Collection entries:
--------------------------------

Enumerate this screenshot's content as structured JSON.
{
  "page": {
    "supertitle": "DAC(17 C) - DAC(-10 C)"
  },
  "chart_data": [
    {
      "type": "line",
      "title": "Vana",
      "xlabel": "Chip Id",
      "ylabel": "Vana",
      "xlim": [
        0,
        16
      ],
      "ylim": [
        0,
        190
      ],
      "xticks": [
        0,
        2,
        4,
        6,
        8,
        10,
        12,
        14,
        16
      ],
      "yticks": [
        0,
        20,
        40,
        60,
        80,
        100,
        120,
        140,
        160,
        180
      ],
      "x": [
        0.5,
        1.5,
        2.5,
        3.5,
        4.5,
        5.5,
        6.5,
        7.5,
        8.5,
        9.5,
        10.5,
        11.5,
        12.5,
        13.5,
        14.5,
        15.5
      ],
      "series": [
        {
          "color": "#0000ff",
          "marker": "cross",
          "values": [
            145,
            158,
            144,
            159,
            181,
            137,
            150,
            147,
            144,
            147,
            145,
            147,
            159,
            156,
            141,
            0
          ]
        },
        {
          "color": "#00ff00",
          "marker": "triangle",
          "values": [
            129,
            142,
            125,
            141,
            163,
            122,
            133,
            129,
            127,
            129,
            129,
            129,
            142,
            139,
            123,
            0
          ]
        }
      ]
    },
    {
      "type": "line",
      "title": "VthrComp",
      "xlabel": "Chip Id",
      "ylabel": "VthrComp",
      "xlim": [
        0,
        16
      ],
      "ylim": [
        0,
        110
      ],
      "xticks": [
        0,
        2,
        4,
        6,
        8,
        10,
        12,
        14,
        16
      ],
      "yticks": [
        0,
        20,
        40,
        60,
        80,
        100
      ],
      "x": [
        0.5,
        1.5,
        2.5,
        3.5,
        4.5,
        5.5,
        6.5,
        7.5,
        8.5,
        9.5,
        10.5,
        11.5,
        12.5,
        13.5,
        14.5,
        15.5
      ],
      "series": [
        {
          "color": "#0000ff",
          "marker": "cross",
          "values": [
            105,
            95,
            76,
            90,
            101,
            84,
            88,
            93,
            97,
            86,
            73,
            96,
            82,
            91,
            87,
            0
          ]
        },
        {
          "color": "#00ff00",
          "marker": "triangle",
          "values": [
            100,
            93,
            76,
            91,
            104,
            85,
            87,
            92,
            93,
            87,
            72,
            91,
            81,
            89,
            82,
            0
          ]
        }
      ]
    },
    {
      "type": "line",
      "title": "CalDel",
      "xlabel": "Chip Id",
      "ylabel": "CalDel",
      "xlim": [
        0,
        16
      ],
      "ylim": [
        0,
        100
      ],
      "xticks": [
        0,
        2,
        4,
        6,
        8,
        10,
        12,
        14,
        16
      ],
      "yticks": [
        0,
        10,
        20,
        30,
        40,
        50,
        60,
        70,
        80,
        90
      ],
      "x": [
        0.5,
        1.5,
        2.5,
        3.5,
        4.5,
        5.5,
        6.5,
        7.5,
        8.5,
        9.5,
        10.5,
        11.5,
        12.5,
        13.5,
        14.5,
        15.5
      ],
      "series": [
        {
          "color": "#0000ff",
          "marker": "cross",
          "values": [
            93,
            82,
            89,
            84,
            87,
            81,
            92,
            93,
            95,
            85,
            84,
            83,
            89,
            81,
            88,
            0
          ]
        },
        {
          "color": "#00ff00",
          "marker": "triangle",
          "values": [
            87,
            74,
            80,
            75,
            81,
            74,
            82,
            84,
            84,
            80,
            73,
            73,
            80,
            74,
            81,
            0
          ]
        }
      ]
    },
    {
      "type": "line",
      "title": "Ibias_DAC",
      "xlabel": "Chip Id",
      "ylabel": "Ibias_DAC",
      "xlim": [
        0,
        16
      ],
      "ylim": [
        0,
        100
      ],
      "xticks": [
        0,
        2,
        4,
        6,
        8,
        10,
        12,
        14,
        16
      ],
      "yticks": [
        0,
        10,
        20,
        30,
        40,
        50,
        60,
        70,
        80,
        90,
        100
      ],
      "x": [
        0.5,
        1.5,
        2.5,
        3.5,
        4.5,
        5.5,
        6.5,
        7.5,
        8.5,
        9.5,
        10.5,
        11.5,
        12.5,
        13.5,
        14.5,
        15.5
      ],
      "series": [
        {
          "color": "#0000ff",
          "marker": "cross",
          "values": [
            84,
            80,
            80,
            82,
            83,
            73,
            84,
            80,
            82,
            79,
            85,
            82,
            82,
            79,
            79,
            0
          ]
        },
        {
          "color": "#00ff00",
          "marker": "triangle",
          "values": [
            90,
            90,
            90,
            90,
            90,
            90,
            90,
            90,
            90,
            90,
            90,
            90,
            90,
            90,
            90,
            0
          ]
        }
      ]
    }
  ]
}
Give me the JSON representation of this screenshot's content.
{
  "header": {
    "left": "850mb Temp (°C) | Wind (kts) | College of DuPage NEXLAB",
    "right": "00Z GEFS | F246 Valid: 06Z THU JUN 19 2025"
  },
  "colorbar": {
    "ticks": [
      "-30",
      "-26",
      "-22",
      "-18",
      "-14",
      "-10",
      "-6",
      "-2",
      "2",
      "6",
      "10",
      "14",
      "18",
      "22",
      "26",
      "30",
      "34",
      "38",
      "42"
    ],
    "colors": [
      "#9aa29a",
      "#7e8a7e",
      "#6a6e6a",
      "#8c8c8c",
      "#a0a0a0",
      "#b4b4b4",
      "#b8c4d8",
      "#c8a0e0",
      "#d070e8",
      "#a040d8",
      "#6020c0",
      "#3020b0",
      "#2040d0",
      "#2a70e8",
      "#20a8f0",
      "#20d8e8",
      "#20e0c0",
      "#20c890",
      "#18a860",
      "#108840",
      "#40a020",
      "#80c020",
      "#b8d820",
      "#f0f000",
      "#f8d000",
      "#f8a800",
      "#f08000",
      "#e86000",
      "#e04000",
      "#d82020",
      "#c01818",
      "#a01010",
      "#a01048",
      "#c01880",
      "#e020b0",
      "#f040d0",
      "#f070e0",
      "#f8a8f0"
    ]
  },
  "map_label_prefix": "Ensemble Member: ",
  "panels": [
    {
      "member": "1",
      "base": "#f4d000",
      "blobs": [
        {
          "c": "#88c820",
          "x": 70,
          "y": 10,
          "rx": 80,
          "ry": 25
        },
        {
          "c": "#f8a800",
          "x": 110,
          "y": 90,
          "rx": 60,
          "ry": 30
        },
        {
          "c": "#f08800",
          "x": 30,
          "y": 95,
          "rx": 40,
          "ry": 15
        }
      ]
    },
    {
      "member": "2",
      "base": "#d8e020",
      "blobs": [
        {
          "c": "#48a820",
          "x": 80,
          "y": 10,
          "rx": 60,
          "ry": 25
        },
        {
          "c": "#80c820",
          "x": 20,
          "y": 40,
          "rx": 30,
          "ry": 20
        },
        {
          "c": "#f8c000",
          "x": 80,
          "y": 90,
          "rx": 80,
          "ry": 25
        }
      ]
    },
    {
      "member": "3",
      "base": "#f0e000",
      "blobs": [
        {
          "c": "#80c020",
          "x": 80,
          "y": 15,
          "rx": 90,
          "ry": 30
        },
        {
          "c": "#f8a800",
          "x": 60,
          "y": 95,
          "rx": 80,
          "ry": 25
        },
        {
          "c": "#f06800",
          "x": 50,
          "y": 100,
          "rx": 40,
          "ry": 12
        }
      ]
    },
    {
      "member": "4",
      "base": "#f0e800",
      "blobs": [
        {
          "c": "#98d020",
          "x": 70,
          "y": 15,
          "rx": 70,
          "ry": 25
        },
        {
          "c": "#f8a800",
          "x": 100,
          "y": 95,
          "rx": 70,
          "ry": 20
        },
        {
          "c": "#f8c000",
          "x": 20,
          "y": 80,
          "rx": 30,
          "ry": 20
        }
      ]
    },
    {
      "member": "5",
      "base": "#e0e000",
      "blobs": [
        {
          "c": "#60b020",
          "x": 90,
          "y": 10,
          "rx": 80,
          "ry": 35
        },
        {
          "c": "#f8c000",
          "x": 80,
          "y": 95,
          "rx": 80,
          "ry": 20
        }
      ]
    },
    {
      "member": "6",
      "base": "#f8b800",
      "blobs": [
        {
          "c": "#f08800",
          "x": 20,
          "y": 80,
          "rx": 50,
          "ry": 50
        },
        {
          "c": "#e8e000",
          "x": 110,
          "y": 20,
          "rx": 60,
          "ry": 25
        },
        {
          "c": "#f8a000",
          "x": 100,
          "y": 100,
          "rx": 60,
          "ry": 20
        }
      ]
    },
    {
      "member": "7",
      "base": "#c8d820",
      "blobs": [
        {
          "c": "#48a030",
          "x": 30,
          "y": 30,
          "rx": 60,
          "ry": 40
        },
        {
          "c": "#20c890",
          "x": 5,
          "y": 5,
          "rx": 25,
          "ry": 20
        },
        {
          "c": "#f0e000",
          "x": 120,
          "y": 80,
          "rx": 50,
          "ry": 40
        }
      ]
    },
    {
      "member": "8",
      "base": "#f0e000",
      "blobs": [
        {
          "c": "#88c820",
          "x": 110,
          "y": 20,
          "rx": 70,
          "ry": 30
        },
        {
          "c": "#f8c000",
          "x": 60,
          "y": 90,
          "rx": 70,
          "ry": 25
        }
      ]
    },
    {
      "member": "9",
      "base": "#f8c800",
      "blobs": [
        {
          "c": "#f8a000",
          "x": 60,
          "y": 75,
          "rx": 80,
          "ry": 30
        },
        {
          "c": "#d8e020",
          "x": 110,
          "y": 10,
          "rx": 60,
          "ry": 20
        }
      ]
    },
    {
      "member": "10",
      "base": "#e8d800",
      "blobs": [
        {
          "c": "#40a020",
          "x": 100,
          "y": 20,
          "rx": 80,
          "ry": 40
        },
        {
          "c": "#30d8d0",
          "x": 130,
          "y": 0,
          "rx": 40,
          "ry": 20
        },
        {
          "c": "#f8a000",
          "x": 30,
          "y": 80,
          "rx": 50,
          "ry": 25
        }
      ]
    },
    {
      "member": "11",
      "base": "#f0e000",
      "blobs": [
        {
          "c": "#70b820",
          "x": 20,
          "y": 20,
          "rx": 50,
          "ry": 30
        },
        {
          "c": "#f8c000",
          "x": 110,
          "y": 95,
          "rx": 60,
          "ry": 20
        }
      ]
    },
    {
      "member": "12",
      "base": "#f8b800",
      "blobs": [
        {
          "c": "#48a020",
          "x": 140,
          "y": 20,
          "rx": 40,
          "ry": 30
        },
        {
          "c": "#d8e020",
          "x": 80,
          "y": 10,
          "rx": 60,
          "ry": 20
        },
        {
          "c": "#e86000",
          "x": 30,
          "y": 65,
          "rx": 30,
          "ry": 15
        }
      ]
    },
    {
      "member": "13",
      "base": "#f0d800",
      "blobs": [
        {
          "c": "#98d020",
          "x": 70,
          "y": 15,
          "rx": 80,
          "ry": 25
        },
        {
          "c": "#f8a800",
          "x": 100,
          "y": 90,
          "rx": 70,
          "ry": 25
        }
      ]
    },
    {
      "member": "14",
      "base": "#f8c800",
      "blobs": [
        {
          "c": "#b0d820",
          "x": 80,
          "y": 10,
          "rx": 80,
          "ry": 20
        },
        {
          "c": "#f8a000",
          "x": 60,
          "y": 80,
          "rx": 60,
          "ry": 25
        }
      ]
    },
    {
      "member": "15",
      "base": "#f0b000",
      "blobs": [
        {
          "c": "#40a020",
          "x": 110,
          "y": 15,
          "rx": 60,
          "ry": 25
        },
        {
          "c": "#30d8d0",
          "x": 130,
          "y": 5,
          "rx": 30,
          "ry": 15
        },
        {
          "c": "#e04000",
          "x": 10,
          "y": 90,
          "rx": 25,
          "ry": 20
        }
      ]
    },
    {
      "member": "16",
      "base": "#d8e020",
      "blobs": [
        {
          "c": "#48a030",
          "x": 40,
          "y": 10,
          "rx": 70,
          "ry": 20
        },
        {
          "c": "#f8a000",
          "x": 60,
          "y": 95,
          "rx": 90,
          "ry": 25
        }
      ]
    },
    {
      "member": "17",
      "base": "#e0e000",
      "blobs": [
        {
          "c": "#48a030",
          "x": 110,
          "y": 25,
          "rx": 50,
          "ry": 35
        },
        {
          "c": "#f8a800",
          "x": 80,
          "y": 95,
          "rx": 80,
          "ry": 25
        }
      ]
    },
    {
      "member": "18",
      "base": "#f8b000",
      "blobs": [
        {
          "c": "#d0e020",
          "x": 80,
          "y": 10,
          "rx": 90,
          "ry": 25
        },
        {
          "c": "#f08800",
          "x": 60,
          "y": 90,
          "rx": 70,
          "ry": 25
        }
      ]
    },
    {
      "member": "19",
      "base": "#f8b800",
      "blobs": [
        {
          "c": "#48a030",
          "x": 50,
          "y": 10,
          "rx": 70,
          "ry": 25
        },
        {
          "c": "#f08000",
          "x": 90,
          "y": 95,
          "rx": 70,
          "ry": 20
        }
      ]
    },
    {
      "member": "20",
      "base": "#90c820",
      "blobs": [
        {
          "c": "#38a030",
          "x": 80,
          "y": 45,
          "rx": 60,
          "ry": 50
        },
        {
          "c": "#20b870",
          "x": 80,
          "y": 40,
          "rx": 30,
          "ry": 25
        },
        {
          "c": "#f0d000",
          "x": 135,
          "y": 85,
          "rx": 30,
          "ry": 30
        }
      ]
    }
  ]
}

--------------------------------

● **Short exercise**
Report each line in the preceding entries that holds the string "JSON".

● **Finished exercise**
Enumerate this screenshot's content as structured JSON.
Give me the JSON representation of this screenshot's content.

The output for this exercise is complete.